## Begin Provided entries
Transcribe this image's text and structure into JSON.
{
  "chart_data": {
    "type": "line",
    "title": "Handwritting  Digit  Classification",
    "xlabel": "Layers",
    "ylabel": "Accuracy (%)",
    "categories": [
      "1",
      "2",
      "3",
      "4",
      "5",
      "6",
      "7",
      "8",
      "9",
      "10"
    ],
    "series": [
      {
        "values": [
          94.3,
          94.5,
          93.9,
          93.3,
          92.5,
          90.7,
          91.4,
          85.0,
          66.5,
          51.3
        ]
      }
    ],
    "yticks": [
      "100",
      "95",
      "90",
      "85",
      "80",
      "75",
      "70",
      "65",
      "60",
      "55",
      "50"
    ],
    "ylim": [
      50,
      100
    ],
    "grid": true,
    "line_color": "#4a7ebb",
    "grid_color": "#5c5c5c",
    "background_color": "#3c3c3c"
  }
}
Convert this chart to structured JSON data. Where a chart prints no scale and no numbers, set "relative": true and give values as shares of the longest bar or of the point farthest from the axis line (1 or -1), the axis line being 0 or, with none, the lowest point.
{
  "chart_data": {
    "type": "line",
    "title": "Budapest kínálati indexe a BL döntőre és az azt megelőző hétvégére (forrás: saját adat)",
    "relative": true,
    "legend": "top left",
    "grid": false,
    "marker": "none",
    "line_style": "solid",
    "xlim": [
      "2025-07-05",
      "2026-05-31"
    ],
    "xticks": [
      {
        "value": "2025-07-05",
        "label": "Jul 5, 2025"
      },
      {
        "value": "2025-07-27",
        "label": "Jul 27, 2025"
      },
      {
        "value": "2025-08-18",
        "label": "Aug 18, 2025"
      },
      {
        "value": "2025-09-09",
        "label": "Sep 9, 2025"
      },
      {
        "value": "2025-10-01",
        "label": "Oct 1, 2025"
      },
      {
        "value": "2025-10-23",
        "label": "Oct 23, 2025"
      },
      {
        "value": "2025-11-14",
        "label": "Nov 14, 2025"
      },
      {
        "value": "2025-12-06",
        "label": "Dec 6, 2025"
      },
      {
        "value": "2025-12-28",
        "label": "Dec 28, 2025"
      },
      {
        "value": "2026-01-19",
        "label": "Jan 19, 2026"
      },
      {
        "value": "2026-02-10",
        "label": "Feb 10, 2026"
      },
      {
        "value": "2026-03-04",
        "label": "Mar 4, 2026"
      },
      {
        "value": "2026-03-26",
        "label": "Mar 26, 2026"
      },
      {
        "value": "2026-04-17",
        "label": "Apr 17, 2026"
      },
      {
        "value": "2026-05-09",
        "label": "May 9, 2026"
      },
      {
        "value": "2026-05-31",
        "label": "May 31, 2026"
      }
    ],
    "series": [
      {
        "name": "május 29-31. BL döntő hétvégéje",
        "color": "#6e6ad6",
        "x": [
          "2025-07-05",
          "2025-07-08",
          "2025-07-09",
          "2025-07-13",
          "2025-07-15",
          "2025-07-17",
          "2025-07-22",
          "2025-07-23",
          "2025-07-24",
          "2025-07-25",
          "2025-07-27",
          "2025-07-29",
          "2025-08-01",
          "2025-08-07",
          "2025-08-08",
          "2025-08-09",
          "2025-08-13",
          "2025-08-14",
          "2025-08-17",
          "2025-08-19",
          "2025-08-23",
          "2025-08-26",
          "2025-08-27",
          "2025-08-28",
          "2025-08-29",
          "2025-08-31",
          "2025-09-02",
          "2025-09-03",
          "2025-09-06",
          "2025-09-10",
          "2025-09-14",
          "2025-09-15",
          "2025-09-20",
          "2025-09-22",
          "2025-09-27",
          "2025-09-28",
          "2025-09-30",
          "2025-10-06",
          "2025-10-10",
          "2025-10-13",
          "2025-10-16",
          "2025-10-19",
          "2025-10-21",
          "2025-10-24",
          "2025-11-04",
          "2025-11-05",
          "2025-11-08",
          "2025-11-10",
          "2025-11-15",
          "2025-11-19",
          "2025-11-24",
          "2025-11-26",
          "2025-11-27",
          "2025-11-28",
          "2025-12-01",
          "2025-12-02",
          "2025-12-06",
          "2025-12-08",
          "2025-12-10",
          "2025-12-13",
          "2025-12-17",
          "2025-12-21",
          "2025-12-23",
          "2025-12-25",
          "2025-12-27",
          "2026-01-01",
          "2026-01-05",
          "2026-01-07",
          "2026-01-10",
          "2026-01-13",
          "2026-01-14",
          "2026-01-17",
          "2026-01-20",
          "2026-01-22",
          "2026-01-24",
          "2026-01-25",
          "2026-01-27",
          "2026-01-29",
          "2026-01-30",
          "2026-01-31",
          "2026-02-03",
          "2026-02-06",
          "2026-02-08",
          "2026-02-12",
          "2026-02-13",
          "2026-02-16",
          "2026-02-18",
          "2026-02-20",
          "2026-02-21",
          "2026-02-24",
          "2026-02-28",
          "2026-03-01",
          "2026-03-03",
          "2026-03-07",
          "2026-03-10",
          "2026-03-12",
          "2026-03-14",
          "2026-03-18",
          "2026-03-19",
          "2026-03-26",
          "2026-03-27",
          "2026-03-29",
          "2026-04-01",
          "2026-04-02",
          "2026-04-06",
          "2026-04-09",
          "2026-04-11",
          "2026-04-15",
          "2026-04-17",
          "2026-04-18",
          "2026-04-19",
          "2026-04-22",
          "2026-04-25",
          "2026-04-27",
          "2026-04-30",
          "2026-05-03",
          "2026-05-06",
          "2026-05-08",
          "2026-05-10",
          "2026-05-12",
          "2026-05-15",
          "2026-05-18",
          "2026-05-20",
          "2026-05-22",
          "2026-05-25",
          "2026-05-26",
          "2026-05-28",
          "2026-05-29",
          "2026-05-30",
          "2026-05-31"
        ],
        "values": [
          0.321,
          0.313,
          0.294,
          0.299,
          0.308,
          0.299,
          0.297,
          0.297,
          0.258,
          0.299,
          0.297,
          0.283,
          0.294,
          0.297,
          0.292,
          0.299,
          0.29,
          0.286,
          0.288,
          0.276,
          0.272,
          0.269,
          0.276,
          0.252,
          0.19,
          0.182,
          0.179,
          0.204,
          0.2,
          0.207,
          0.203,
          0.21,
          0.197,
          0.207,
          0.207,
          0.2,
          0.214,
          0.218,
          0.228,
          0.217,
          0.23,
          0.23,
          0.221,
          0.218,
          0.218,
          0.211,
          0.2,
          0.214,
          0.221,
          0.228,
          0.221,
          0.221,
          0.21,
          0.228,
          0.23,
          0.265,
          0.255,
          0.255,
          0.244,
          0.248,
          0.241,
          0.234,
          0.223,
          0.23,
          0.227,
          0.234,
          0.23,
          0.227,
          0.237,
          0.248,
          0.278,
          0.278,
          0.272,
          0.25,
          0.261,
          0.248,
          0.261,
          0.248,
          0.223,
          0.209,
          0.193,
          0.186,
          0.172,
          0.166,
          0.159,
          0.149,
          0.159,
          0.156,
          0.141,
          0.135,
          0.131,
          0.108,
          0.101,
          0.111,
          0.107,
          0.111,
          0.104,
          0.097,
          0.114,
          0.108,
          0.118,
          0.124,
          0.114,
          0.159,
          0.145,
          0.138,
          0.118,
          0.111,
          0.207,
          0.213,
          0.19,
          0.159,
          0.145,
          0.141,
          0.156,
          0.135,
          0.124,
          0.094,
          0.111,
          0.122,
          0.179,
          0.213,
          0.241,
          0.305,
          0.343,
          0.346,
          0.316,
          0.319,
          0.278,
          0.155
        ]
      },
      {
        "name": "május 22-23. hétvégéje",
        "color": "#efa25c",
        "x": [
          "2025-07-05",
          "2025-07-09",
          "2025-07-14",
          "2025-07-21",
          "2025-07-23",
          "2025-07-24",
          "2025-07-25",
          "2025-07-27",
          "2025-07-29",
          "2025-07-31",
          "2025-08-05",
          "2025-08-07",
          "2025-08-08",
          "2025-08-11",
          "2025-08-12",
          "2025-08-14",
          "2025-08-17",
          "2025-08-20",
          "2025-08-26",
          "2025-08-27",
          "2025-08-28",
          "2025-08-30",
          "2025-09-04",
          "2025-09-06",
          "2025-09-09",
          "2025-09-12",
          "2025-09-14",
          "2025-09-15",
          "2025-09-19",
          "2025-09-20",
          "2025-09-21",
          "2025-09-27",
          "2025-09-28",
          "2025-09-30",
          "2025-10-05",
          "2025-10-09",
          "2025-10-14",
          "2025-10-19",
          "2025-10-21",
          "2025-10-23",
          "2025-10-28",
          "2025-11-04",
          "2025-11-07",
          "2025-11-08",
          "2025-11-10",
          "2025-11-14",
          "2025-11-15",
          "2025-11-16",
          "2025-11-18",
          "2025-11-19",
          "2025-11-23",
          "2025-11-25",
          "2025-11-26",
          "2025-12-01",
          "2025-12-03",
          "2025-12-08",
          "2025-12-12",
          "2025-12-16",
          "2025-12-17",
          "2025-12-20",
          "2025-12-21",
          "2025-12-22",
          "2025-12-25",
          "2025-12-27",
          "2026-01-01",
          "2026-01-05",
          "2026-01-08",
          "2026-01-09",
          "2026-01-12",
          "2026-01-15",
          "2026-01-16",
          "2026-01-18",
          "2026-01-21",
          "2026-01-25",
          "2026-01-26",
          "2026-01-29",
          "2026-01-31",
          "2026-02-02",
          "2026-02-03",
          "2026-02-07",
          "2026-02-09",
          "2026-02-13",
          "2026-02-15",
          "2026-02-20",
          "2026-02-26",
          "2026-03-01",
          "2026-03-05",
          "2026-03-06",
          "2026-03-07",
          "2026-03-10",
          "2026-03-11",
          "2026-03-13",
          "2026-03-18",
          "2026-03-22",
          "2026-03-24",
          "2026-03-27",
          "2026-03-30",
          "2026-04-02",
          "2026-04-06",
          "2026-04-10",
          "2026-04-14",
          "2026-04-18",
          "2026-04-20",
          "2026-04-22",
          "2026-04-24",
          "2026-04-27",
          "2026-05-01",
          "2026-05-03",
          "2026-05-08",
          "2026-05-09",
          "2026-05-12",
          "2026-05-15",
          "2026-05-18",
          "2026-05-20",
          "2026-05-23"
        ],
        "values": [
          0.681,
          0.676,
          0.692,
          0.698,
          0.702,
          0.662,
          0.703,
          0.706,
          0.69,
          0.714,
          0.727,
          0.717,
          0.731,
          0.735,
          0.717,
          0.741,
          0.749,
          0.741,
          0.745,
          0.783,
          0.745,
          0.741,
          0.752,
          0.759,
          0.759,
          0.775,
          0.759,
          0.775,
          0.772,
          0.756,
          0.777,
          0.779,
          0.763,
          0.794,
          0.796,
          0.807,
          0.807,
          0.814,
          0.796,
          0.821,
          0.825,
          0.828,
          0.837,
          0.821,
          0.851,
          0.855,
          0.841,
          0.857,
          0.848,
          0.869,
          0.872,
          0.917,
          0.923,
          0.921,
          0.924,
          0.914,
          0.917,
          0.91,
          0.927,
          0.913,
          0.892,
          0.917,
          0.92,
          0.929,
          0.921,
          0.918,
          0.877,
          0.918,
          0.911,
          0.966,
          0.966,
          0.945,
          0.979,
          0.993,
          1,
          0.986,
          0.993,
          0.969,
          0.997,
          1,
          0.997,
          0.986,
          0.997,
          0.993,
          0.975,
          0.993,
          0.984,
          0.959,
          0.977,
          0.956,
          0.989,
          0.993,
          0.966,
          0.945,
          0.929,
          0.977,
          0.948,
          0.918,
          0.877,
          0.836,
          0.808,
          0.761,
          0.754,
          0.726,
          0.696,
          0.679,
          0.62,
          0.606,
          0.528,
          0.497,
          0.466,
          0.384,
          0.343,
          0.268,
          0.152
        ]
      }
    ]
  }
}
## End Provided entries
List each line of the records that holds the string "true".

    "grid": true,
Convert this chart to structured JSON data. Where a chart prints no scale and no numbers, set "relative": true and give values as shares of the longest bar or of the point farthest from the axis line (1 or -1), the axis line being 0 or, with none, the lowest point.
    "relative": true,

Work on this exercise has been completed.